MATERIAL
====

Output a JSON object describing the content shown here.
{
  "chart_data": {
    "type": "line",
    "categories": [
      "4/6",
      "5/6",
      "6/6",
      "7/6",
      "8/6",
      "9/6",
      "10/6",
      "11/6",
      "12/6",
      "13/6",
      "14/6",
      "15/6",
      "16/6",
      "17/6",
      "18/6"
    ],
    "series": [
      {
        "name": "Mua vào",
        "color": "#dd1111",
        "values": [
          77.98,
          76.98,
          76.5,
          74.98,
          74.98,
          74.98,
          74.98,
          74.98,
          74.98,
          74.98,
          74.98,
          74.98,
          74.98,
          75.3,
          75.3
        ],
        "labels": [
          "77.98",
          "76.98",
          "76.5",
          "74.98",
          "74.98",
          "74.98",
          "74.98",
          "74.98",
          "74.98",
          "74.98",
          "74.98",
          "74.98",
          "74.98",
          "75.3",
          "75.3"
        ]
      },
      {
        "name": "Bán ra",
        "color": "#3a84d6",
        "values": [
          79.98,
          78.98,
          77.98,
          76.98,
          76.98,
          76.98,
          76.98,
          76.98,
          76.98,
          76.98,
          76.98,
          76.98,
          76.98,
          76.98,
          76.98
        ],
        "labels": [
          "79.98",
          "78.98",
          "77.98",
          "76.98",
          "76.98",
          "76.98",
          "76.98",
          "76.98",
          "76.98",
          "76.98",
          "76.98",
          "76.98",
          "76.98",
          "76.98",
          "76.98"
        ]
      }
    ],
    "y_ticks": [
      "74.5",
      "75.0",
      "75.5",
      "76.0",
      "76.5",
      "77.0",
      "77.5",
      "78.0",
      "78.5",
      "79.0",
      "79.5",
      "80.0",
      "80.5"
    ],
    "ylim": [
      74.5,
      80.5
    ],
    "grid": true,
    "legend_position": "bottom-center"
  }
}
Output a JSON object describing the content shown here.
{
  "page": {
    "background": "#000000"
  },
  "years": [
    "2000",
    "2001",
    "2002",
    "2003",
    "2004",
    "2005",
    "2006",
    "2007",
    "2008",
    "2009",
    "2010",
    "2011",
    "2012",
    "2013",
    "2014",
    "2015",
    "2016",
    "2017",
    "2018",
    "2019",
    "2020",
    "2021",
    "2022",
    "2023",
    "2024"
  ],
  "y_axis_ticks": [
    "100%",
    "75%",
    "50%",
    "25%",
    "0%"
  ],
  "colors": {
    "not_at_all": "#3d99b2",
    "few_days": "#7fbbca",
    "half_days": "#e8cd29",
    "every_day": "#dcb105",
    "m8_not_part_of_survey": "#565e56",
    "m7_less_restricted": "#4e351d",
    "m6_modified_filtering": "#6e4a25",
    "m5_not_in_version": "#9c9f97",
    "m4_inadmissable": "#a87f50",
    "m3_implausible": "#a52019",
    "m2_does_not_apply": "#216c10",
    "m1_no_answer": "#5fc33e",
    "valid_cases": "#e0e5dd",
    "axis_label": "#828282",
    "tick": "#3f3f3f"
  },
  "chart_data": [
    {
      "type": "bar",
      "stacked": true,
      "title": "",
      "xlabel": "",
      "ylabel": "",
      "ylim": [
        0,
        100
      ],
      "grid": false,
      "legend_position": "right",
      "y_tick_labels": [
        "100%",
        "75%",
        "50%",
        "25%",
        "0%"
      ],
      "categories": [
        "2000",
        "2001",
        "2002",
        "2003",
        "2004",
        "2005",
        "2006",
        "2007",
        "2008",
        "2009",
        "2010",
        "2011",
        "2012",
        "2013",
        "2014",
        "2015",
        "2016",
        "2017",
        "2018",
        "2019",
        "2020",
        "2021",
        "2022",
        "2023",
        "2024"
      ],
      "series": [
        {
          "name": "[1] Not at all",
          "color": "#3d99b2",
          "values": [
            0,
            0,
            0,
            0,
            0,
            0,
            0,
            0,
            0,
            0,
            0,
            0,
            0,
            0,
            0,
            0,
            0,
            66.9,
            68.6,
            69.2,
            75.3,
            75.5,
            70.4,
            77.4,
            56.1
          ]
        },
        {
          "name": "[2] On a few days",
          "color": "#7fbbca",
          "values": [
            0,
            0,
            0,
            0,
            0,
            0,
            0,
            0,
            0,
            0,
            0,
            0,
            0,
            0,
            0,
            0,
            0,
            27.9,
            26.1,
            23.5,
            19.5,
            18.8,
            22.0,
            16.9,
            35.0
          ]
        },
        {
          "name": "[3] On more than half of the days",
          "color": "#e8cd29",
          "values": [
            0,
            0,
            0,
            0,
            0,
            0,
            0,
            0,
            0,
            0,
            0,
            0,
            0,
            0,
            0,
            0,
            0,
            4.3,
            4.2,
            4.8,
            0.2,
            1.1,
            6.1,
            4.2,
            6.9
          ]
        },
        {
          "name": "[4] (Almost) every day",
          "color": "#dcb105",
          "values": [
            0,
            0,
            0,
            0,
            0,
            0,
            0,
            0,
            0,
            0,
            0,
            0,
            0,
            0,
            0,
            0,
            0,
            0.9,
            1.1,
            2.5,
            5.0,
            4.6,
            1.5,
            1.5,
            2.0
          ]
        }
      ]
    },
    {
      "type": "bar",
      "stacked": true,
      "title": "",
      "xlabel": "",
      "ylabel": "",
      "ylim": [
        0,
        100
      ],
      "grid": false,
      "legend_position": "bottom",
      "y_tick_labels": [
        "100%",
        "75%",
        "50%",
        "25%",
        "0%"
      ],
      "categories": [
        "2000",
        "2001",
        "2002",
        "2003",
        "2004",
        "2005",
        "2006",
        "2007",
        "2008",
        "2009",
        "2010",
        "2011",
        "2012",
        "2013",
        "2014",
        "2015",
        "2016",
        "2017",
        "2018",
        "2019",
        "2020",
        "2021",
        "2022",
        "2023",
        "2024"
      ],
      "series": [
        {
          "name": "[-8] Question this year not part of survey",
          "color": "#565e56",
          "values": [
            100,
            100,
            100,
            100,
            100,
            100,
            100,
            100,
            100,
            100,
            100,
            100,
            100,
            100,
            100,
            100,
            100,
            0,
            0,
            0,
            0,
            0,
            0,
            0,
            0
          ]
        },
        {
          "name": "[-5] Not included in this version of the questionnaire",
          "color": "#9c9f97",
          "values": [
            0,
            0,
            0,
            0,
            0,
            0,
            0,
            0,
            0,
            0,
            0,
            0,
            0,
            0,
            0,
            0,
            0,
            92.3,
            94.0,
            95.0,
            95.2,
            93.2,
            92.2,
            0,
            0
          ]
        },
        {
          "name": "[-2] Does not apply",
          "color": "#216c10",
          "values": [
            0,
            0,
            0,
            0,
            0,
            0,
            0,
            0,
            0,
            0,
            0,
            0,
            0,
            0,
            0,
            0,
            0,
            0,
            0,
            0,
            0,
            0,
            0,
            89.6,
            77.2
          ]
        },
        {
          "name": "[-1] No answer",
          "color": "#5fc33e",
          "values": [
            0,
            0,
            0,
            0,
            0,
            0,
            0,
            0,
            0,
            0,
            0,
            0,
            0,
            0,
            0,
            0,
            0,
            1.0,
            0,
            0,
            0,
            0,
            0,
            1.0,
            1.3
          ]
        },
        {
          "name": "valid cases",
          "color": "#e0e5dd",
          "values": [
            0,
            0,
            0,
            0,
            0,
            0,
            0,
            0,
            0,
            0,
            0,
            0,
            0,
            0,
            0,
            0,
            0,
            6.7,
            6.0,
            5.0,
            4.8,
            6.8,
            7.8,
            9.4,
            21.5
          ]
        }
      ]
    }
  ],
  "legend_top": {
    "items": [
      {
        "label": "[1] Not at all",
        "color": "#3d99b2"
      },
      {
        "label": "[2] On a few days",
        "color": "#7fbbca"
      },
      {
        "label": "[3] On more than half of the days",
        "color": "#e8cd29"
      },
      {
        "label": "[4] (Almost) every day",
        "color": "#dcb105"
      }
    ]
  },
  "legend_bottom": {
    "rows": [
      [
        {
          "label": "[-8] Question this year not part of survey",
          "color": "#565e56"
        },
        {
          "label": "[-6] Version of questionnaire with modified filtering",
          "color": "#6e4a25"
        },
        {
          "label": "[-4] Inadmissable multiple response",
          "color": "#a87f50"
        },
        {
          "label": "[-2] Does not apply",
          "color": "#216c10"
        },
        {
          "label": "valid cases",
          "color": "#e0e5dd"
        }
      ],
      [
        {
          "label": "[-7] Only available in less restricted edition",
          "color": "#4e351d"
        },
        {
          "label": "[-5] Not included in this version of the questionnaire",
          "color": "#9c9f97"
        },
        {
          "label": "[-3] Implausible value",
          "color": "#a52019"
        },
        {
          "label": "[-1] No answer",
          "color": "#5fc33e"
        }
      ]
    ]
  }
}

====

EXERCISE DESCRIPTION
Reply with one number only: the count of lines in the entries that contain "included".

SOLUTION
2